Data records
□ □ □
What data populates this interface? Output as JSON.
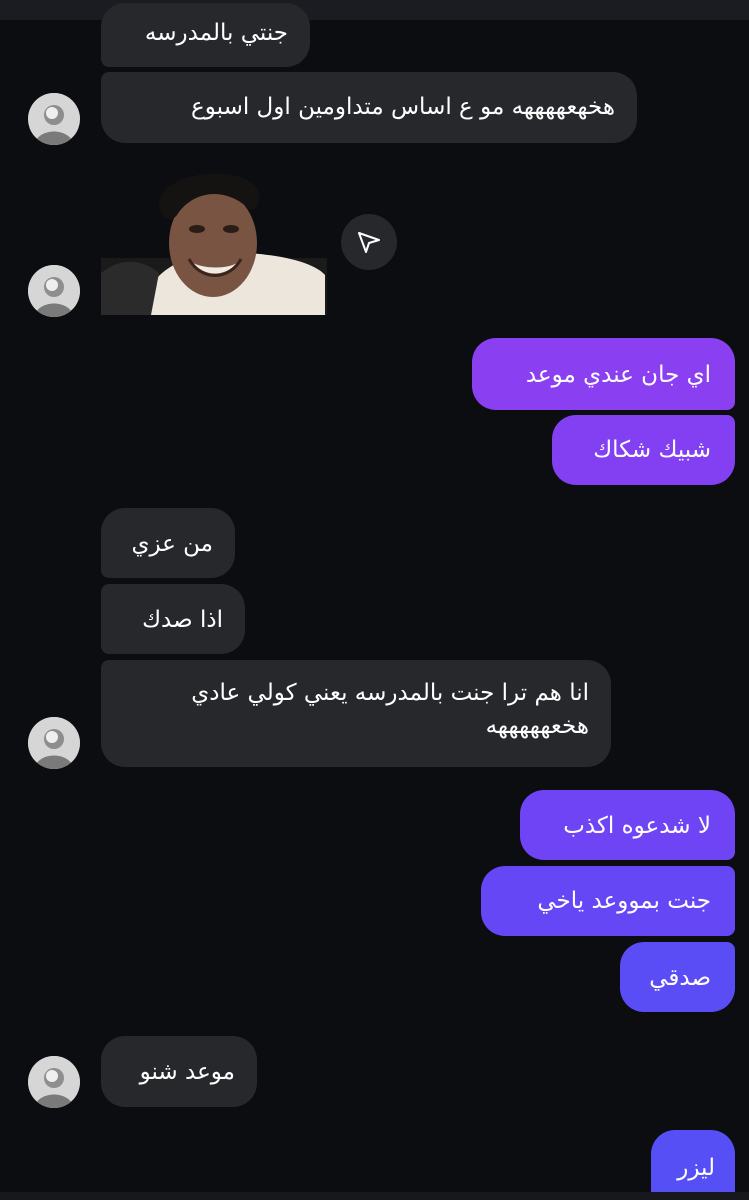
{
  "chat": {
    "messages": [
      {
        "sender": "them",
        "text": "جنتي بالمدرسه"
      },
      {
        "sender": "them",
        "text": "هخهعههههه مو ع اساس متداومين اول اسبوع"
      },
      {
        "sender": "them",
        "type": "sticker",
        "icon": "sticker-image"
      },
      {
        "sender": "me",
        "text": "اي جان عندي موعد"
      },
      {
        "sender": "me",
        "text": "شبيك شكاك"
      },
      {
        "sender": "them",
        "text": "من عزي"
      },
      {
        "sender": "them",
        "text": "اذا صدك"
      },
      {
        "sender": "them",
        "text_lines": [
          "انا هم ترا جنت بالمدرسه يعني كولي عادي",
          "هخعهههههه"
        ]
      },
      {
        "sender": "me",
        "text": "لا شدعوه اكذب"
      },
      {
        "sender": "me",
        "text": "جنت بمووعد ياخي"
      },
      {
        "sender": "me",
        "text": "صدقي"
      },
      {
        "sender": "them",
        "text": "موعد شنو"
      },
      {
        "sender": "me",
        "text": "ليزر"
      }
    ]
  },
  "share_button": {
    "icon": "send-icon"
  },
  "colors": {
    "background": "#0b0d11",
    "incoming_bubble": "#26282c",
    "outgoing_top": "#8a3ff0",
    "outgoing_bottom": "#5b4df5",
    "text": "#ffffff"
  }
}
□ □ □
• Exercise goal
Your task is to copy the entries in full and exactly, without any images.

• Response
What data populates this interface? Output as JSON.
{
  "chat": {
    "messages": [
      {
        "sender": "them",
        "text": "جنتي بالمدرسه"
      },
      {
        "sender": "them",
        "text": "هخهعههههه مو ع اساس متداومين اول اسبوع"
      },
      {
        "sender": "them",
        "type": "sticker",
        "icon": "sticker-image"
      },
      {
        "sender": "me",
        "text": "اي جان عندي موعد"
      },
      {
        "sender": "me",
        "text": "شبيك شكاك"
      },
      {
        "sender": "them",
        "text": "من عزي"
      },
      {
        "sender": "them",
        "text": "اذا صدك"
      },
      {
        "sender": "them",
        "text_lines": [
          "انا هم ترا جنت بالمدرسه يعني كولي عادي",
          "هخعهههههه"
        ]
      },
      {
        "sender": "me",
        "text": "لا شدعوه اكذب"
      },
      {
        "sender": "me",
        "text": "جنت بمووعد ياخي"
      },
      {
        "sender": "me",
        "text": "صدقي"
      },
      {
        "sender": "them",
        "text": "موعد شنو"
      },
      {
        "sender": "me",
        "text": "ليزر"
      }
    ]
  },
  "share_button": {
    "icon": "send-icon"
  },
  "colors": {
    "background": "#0b0d11",
    "incoming_bubble": "#26282c",
    "outgoing_top": "#8a3ff0",
    "outgoing_bottom": "#5b4df5",
    "text": "#ffffff"
  }
}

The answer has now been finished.